*WHAT YOU ARE ASKED TO DO:*
Copy each line below that includes "лечения".

=== RECORDS PROVIDED ===

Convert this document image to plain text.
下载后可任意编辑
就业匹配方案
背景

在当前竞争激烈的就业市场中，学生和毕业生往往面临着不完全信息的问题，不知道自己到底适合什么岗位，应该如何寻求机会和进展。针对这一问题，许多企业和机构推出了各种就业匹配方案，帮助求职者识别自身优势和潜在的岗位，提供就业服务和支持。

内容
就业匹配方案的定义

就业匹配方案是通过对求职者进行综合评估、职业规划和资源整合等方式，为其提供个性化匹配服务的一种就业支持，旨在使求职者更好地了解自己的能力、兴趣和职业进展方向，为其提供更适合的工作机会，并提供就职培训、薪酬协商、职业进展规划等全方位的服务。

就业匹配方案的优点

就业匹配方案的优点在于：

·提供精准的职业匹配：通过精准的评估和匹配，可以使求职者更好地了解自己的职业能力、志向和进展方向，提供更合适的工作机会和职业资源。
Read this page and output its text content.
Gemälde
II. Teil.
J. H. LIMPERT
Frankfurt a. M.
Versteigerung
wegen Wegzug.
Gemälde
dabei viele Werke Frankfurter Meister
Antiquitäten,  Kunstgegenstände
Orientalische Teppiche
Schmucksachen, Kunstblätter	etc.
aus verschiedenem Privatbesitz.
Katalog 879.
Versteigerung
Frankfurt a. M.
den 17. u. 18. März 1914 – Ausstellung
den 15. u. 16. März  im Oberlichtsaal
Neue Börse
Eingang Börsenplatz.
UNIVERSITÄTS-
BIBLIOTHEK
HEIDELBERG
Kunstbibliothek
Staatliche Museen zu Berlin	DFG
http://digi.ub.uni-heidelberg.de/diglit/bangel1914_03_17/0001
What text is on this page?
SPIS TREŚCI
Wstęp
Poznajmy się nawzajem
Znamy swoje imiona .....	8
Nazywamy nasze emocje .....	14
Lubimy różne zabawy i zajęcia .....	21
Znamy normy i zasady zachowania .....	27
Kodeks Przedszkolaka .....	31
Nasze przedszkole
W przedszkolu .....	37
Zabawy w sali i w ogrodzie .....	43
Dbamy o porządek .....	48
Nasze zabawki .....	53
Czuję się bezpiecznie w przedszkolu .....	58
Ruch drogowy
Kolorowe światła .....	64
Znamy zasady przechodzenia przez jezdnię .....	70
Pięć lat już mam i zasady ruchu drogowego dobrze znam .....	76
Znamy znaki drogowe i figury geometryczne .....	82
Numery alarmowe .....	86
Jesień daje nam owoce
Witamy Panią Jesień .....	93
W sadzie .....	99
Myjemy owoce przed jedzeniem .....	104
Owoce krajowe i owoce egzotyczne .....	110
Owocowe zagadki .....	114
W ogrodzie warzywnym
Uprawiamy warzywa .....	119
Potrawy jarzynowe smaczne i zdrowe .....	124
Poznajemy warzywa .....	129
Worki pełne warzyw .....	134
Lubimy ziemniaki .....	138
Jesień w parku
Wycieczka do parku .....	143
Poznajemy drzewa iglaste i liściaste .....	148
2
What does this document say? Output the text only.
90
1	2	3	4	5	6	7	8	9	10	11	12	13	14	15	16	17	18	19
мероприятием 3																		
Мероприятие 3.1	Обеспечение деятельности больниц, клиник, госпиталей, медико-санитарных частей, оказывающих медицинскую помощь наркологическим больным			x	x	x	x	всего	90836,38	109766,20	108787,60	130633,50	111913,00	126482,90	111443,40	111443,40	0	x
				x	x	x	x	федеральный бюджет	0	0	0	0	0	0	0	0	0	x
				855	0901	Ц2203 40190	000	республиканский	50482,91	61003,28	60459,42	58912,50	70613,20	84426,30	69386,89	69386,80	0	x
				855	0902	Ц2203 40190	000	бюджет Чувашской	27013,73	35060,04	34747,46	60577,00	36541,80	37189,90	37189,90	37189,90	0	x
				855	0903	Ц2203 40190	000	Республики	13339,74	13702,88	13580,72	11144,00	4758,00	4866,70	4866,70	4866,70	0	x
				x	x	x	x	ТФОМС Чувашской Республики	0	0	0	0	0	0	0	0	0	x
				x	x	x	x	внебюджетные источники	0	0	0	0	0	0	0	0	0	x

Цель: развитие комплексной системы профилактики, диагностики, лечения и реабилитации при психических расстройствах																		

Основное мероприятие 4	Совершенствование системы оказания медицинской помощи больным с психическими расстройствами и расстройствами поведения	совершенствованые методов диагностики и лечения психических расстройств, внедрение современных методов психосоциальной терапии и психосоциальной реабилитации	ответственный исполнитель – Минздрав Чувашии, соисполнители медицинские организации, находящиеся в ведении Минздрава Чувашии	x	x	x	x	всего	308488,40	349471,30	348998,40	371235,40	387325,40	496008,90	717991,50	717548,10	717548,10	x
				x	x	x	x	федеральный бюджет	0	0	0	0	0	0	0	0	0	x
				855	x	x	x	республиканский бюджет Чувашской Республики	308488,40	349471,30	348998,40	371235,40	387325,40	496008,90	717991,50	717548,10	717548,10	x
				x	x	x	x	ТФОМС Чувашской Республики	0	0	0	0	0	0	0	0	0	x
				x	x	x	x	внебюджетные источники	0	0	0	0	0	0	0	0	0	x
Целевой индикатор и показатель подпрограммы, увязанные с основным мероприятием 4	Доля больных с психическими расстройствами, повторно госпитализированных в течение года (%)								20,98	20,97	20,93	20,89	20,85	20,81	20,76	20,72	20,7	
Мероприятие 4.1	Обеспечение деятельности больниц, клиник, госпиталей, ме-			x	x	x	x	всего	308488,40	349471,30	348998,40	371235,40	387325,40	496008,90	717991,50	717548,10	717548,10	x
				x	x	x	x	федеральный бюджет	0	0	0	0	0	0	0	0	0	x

===

*EXPECTED OUTPUT:*
Цель: развитие комплексной системы профилактики, диагностики, лечения и реабилитации при психических расстройствах																		
Основное мероприятие 4	Совершенствование системы оказания медицинской помощи больным с психическими расстройствами и расстройствами поведения	совершенствованые методов диагностики и лечения психических расстройств, внедрение современных методов психосоциальной терапии и психосоциальной реабилитации	ответственный исполнитель – Минздрав Чувашии, соисполнители медицинские организации, находящиеся в ведении Минздрава Чувашии	x	x	x	x	всего	308488,40	349471,30	348998,40	371235,40	387325,40	496008,90	717991,50	717548,10	717548,10	x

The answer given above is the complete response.